*Problem details:*
Each entry needs to be restated exactly as written.

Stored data
** Begin **
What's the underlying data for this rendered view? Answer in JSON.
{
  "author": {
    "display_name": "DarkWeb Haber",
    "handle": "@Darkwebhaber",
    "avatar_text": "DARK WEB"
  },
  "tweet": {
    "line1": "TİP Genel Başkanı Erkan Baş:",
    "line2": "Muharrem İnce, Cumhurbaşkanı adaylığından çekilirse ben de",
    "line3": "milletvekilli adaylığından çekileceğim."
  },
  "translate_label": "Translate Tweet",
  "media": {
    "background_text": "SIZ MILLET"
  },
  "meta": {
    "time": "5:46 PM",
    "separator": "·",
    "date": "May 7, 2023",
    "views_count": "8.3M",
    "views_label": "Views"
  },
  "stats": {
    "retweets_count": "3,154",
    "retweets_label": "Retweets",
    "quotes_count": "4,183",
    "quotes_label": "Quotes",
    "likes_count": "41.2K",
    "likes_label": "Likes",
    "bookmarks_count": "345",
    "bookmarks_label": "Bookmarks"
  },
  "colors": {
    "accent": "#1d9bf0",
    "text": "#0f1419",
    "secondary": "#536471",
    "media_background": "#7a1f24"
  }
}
** End **
*Problem solution:*
What's the underlying data for this rendered view? Answer in JSON.
{
  "author": {
    "display_name": "DarkWeb Haber",
    "handle": "@Darkwebhaber",
    "avatar_text": "DARK WEB"
  },
  "tweet": {
    "line1": "TİP Genel Başkanı Erkan Baş:",
    "line2": "Muharrem İnce, Cumhurbaşkanı adaylığından çekilirse ben de",
    "line3": "milletvekilli adaylığından çekileceğim."
  },
  "translate_label": "Translate Tweet",
  "media": {
    "background_text": "SIZ MILLET"
  },
  "meta": {
    "time": "5:46 PM",
    "separator": "·",
    "date": "May 7, 2023",
    "views_count": "8.3M",
    "views_label": "Views"
  },
  "stats": {
    "retweets_count": "3,154",
    "retweets_label": "Retweets",
    "quotes_count": "4,183",
    "quotes_label": "Quotes",
    "likes_count": "41.2K",
    "likes_label": "Likes",
    "bookmarks_count": "345",
    "bookmarks_label": "Bookmarks"
  },
  "colors": {
    "accent": "#1d9bf0",
    "text": "#0f1419",
    "secondary": "#536471",
    "media_background": "#7a1f24"
  }
}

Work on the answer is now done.